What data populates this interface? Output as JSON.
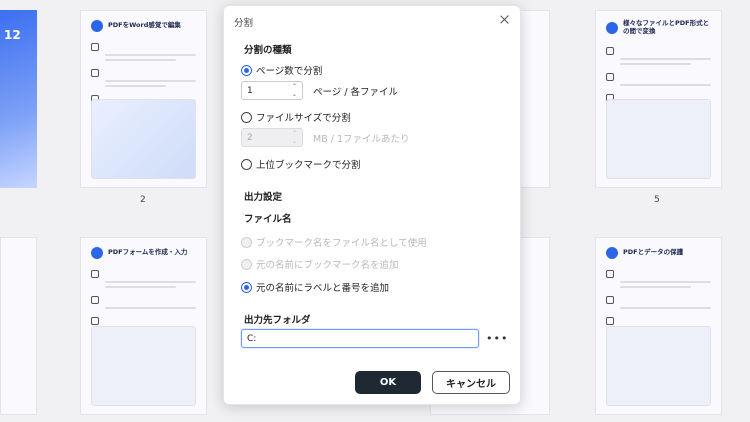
{
  "background": {
    "thumbnails": [
      {
        "title": "PDFをWord感覚で編集",
        "page_label": "2"
      },
      {
        "title": "様々なファイルとPDF形式との間で変換",
        "page_label": "5"
      },
      {
        "title": "PDFフォームを作成・入力",
        "page_label": ""
      },
      {
        "title": "PDFとデータの保護",
        "page_label": ""
      }
    ],
    "hero_text": "12"
  },
  "dialog": {
    "title": "分割",
    "split_method": {
      "heading": "分割の種類",
      "options": [
        {
          "label": "ページ数で分割",
          "checked": true,
          "enabled": true
        },
        {
          "label": "ファイルサイズで分割",
          "checked": false,
          "enabled": true
        },
        {
          "label": "上位ブックマークで分割",
          "checked": false,
          "enabled": true
        }
      ],
      "pages_value": "1",
      "pages_unit": "ページ / 各ファイル",
      "size_value": "2",
      "size_unit": "MB / 1ファイルあたり"
    },
    "output_settings": {
      "heading": "出力設定",
      "filename_heading": "ファイル名",
      "filename_options": [
        {
          "label": "ブックマーク名をファイル名として使用",
          "checked": false,
          "enabled": false
        },
        {
          "label": "元の名前にブックマーク名を追加",
          "checked": false,
          "enabled": false
        },
        {
          "label": "元の名前にラベルと番号を追加",
          "checked": true,
          "enabled": true
        }
      ],
      "folder_heading": "出力先フォルダ",
      "folder_value": "C:",
      "browse_label": "•••"
    },
    "ok_label": "OK",
    "cancel_label": "キャンセル"
  }
}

★ ★ ★ ★ ★ ★ ★

INSTRUCTIONS TO FOLLOW: Leave the pictures out and copy the rest of the data exactly.

SOLUTION TO THIS PROBLEM:
What data populates this interface? Output as JSON.
{
  "background": {
    "thumbnails": [
      {
        "title": "PDFをWord感覚で編集",
        "page_label": "2"
      },
      {
        "title": "様々なファイルとPDF形式との間で変換",
        "page_label": "5"
      },
      {
        "title": "PDFフォームを作成・入力",
        "page_label": ""
      },
      {
        "title": "PDFとデータの保護",
        "page_label": ""
      }
    ],
    "hero_text": "12"
  },
  "dialog": {
    "title": "分割",
    "split_method": {
      "heading": "分割の種類",
      "options": [
        {
          "label": "ページ数で分割",
          "checked": true,
          "enabled": true
        },
        {
          "label": "ファイルサイズで分割",
          "checked": false,
          "enabled": true
        },
        {
          "label": "上位ブックマークで分割",
          "checked": false,
          "enabled": true
        }
      ],
      "pages_value": "1",
      "pages_unit": "ページ / 各ファイル",
      "size_value": "2",
      "size_unit": "MB / 1ファイルあたり"
    },
    "output_settings": {
      "heading": "出力設定",
      "filename_heading": "ファイル名",
      "filename_options": [
        {
          "label": "ブックマーク名をファイル名として使用",
          "checked": false,
          "enabled": false
        },
        {
          "label": "元の名前にブックマーク名を追加",
          "checked": false,
          "enabled": false
        },
        {
          "label": "元の名前にラベルと番号を追加",
          "checked": true,
          "enabled": true
        }
      ],
      "folder_heading": "出力先フォルダ",
      "folder_value": "C:",
      "browse_label": "•••"
    },
    "ok_label": "OK",
    "cancel_label": "キャンセル"
  }
}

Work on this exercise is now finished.